WHAT IS BEING ASKED = Reproduce every entry below precisely; do not include the pictures.

***** INPUT ROWS *****

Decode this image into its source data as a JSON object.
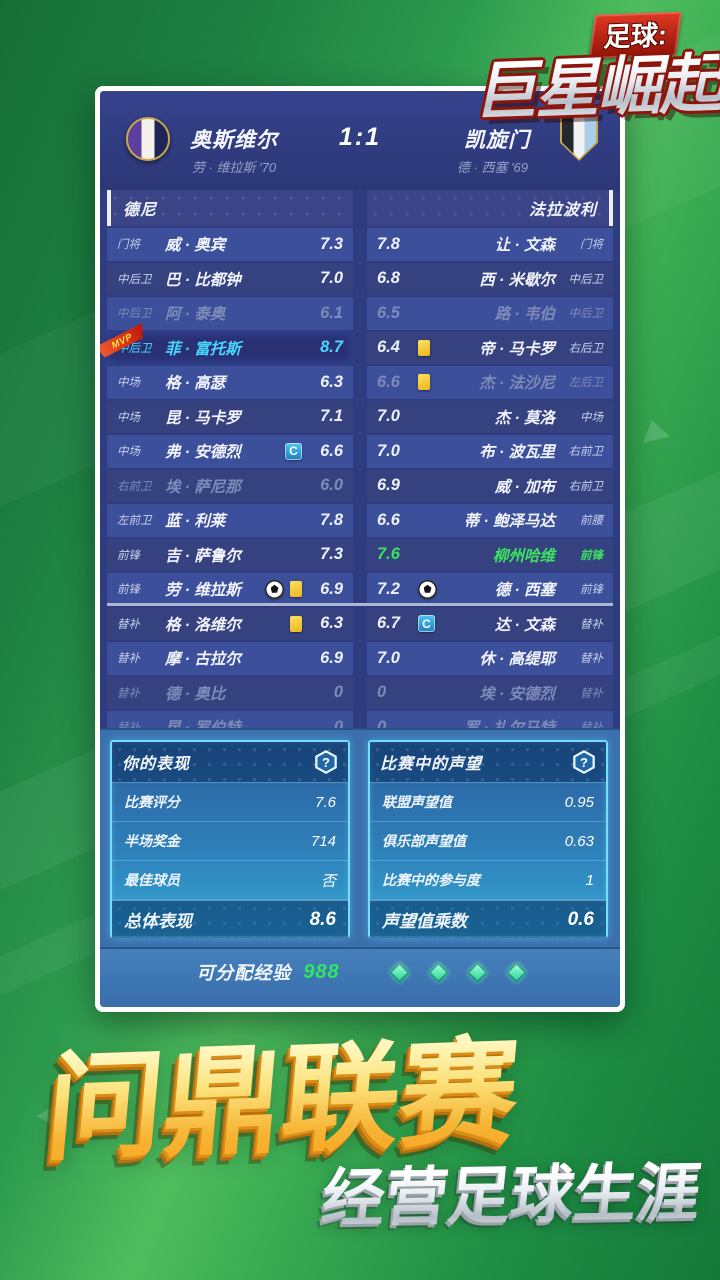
{
  "logo": {
    "top": "足球:",
    "main": "巨星崛起"
  },
  "match": {
    "score": "1:1",
    "home": {
      "name": "奥斯维尔",
      "scorer": "劳 · 维拉斯 '70"
    },
    "away": {
      "name": "凯旋门",
      "scorer": "德 · 西塞 '69"
    }
  },
  "lineups": {
    "home_header": "德尼",
    "away_header": "法拉波利",
    "home": [
      {
        "pos": "门将",
        "name": "威 · 奥宾",
        "rating": "7.3",
        "state": ""
      },
      {
        "pos": "中后卫",
        "name": "巴 · 比都钟",
        "rating": "7.0",
        "state": ""
      },
      {
        "pos": "中后卫",
        "name": "阿 · 泰奥",
        "rating": "6.1",
        "state": "dim"
      },
      {
        "pos": "中后卫",
        "name": "菲 · 富托斯",
        "rating": "8.7",
        "state": "mvp",
        "mvp_label": "MVP"
      },
      {
        "pos": "中场",
        "name": "格 · 高瑟",
        "rating": "6.3",
        "state": ""
      },
      {
        "pos": "中场",
        "name": "昆 · 马卡罗",
        "rating": "7.1",
        "state": ""
      },
      {
        "pos": "中场",
        "name": "弗 · 安德烈",
        "rating": "6.6",
        "state": "",
        "cap": "C"
      },
      {
        "pos": "右前卫",
        "name": "埃 · 萨尼那",
        "rating": "6.0",
        "state": "dim"
      },
      {
        "pos": "左前卫",
        "name": "蓝 · 利莱",
        "rating": "7.8",
        "state": ""
      },
      {
        "pos": "前锋",
        "name": "吉 · 萨鲁尔",
        "rating": "7.3",
        "state": ""
      },
      {
        "pos": "前锋",
        "name": "劳 · 维拉斯",
        "rating": "6.9",
        "state": "",
        "goal": true,
        "yellow": true
      },
      {
        "pos": "替补",
        "name": "格 · 洛维尔",
        "rating": "6.3",
        "state": "",
        "yellow": true
      },
      {
        "pos": "替补",
        "name": "摩 · 古拉尔",
        "rating": "6.9",
        "state": ""
      },
      {
        "pos": "替补",
        "name": "德 · 奥比",
        "rating": "0",
        "state": "dim"
      },
      {
        "pos": "替补",
        "name": "昆 · 罗伯特",
        "rating": "0",
        "state": "dim"
      }
    ],
    "away": [
      {
        "pos": "门将",
        "name": "让 · 文森",
        "rating": "7.8",
        "state": ""
      },
      {
        "pos": "中后卫",
        "name": "西 · 米歇尔",
        "rating": "6.8",
        "state": ""
      },
      {
        "pos": "中后卫",
        "name": "路 · 韦伯",
        "rating": "6.5",
        "state": "dim"
      },
      {
        "pos": "右后卫",
        "name": "帝 · 马卡罗",
        "rating": "6.4",
        "state": "",
        "yellow": true
      },
      {
        "pos": "左后卫",
        "name": "杰 · 法沙尼",
        "rating": "6.6",
        "state": "dim",
        "yellow": true
      },
      {
        "pos": "中场",
        "name": "杰 · 莫洛",
        "rating": "7.0",
        "state": ""
      },
      {
        "pos": "右前卫",
        "name": "布 · 波瓦里",
        "rating": "7.0",
        "state": ""
      },
      {
        "pos": "右前卫",
        "name": "威 · 加布",
        "rating": "6.9",
        "state": ""
      },
      {
        "pos": "前腰",
        "name": "蒂 · 鲍泽马达",
        "rating": "6.6",
        "state": ""
      },
      {
        "pos": "前锋",
        "name": "柳州哈维",
        "rating": "7.6",
        "state": "green"
      },
      {
        "pos": "前锋",
        "name": "德 · 西塞",
        "rating": "7.2",
        "state": "",
        "goal": true
      },
      {
        "pos": "替补",
        "name": "达 · 文森",
        "rating": "6.7",
        "state": "",
        "cap": "C"
      },
      {
        "pos": "替补",
        "name": "休 · 高缇耶",
        "rating": "7.0",
        "state": ""
      },
      {
        "pos": "替补",
        "name": "埃 · 安德烈",
        "rating": "0",
        "state": "dim"
      },
      {
        "pos": "替补",
        "name": "罗 · 扎尔马特",
        "rating": "0",
        "state": "dim"
      }
    ]
  },
  "performance": {
    "title": "你的表现",
    "help_icon": "?",
    "rows": [
      {
        "label": "比赛评分",
        "value": "7.6",
        "em": ""
      },
      {
        "label": "半场奖金",
        "value": "714",
        "em": ""
      },
      {
        "label": "最佳球员",
        "value": "否",
        "em": ""
      },
      {
        "label": "总体表现",
        "value": "8.6",
        "em": "em"
      }
    ]
  },
  "reputation": {
    "title": "比赛中的声望",
    "help_icon": "?",
    "rows": [
      {
        "label": "联盟声望值",
        "value": "0.95",
        "em": ""
      },
      {
        "label": "俱乐部声望值",
        "value": "0.63",
        "em": ""
      },
      {
        "label": "比赛中的参与度",
        "value": "1",
        "em": ""
      },
      {
        "label": "声望值乘数",
        "value": "0.6",
        "em": "em"
      }
    ]
  },
  "exp": {
    "label": "可分配经验",
    "value": "988",
    "gem_count": 4
  },
  "promo": {
    "line1": "问鼎联赛",
    "line2": "经营足球生涯"
  },
  "colors": {
    "accent_green": "#3ce25f",
    "mvp_cyan": "#49d6ff",
    "exp_green": "#2fe563",
    "panel_navy": "#303c80",
    "stat_border": "#76ddfb",
    "gold_text": "#f6b434"
  }
}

*****

TASK ANSWER =
Decode this image into its source data as a JSON object.
{
  "logo": {
    "top": "足球:",
    "main": "巨星崛起"
  },
  "match": {
    "score": "1:1",
    "home": {
      "name": "奥斯维尔",
      "scorer": "劳 · 维拉斯 '70"
    },
    "away": {
      "name": "凯旋门",
      "scorer": "德 · 西塞 '69"
    }
  },
  "lineups": {
    "home_header": "德尼",
    "away_header": "法拉波利",
    "home": [
      {
        "pos": "门将",
        "name": "威 · 奥宾",
        "rating": "7.3",
        "state": ""
      },
      {
        "pos": "中后卫",
        "name": "巴 · 比都钟",
        "rating": "7.0",
        "state": ""
      },
      {
        "pos": "中后卫",
        "name": "阿 · 泰奥",
        "rating": "6.1",
        "state": "dim"
      },
      {
        "pos": "中后卫",
        "name": "菲 · 富托斯",
        "rating": "8.7",
        "state": "mvp",
        "mvp_label": "MVP"
      },
      {
        "pos": "中场",
        "name": "格 · 高瑟",
        "rating": "6.3",
        "state": ""
      },
      {
        "pos": "中场",
        "name": "昆 · 马卡罗",
        "rating": "7.1",
        "state": ""
      },
      {
        "pos": "中场",
        "name": "弗 · 安德烈",
        "rating": "6.6",
        "state": "",
        "cap": "C"
      },
      {
        "pos": "右前卫",
        "name": "埃 · 萨尼那",
        "rating": "6.0",
        "state": "dim"
      },
      {
        "pos": "左前卫",
        "name": "蓝 · 利莱",
        "rating": "7.8",
        "state": ""
      },
      {
        "pos": "前锋",
        "name": "吉 · 萨鲁尔",
        "rating": "7.3",
        "state": ""
      },
      {
        "pos": "前锋",
        "name": "劳 · 维拉斯",
        "rating": "6.9",
        "state": "",
        "goal": true,
        "yellow": true
      },
      {
        "pos": "替补",
        "name": "格 · 洛维尔",
        "rating": "6.3",
        "state": "",
        "yellow": true
      },
      {
        "pos": "替补",
        "name": "摩 · 古拉尔",
        "rating": "6.9",
        "state": ""
      },
      {
        "pos": "替补",
        "name": "德 · 奥比",
        "rating": "0",
        "state": "dim"
      },
      {
        "pos": "替补",
        "name": "昆 · 罗伯特",
        "rating": "0",
        "state": "dim"
      }
    ],
    "away": [
      {
        "pos": "门将",
        "name": "让 · 文森",
        "rating": "7.8",
        "state": ""
      },
      {
        "pos": "中后卫",
        "name": "西 · 米歇尔",
        "rating": "6.8",
        "state": ""
      },
      {
        "pos": "中后卫",
        "name": "路 · 韦伯",
        "rating": "6.5",
        "state": "dim"
      },
      {
        "pos": "右后卫",
        "name": "帝 · 马卡罗",
        "rating": "6.4",
        "state": "",
        "yellow": true
      },
      {
        "pos": "左后卫",
        "name": "杰 · 法沙尼",
        "rating": "6.6",
        "state": "dim",
        "yellow": true
      },
      {
        "pos": "中场",
        "name": "杰 · 莫洛",
        "rating": "7.0",
        "state": ""
      },
      {
        "pos": "右前卫",
        "name": "布 · 波瓦里",
        "rating": "7.0",
        "state": ""
      },
      {
        "pos": "右前卫",
        "name": "威 · 加布",
        "rating": "6.9",
        "state": ""
      },
      {
        "pos": "前腰",
        "name": "蒂 · 鲍泽马达",
        "rating": "6.6",
        "state": ""
      },
      {
        "pos": "前锋",
        "name": "柳州哈维",
        "rating": "7.6",
        "state": "green"
      },
      {
        "pos": "前锋",
        "name": "德 · 西塞",
        "rating": "7.2",
        "state": "",
        "goal": true
      },
      {
        "pos": "替补",
        "name": "达 · 文森",
        "rating": "6.7",
        "state": "",
        "cap": "C"
      },
      {
        "pos": "替补",
        "name": "休 · 高缇耶",
        "rating": "7.0",
        "state": ""
      },
      {
        "pos": "替补",
        "name": "埃 · 安德烈",
        "rating": "0",
        "state": "dim"
      },
      {
        "pos": "替补",
        "name": "罗 · 扎尔马特",
        "rating": "0",
        "state": "dim"
      }
    ]
  },
  "performance": {
    "title": "你的表现",
    "help_icon": "?",
    "rows": [
      {
        "label": "比赛评分",
        "value": "7.6",
        "em": ""
      },
      {
        "label": "半场奖金",
        "value": "714",
        "em": ""
      },
      {
        "label": "最佳球员",
        "value": "否",
        "em": ""
      },
      {
        "label": "总体表现",
        "value": "8.6",
        "em": "em"
      }
    ]
  },
  "reputation": {
    "title": "比赛中的声望",
    "help_icon": "?",
    "rows": [
      {
        "label": "联盟声望值",
        "value": "0.95",
        "em": ""
      },
      {
        "label": "俱乐部声望值",
        "value": "0.63",
        "em": ""
      },
      {
        "label": "比赛中的参与度",
        "value": "1",
        "em": ""
      },
      {
        "label": "声望值乘数",
        "value": "0.6",
        "em": "em"
      }
    ]
  },
  "exp": {
    "label": "可分配经验",
    "value": "988",
    "gem_count": 4
  },
  "promo": {
    "line1": "问鼎联赛",
    "line2": "经营足球生涯"
  },
  "colors": {
    "accent_green": "#3ce25f",
    "mvp_cyan": "#49d6ff",
    "exp_green": "#2fe563",
    "panel_navy": "#303c80",
    "stat_border": "#76ddfb",
    "gold_text": "#f6b434"
  }
}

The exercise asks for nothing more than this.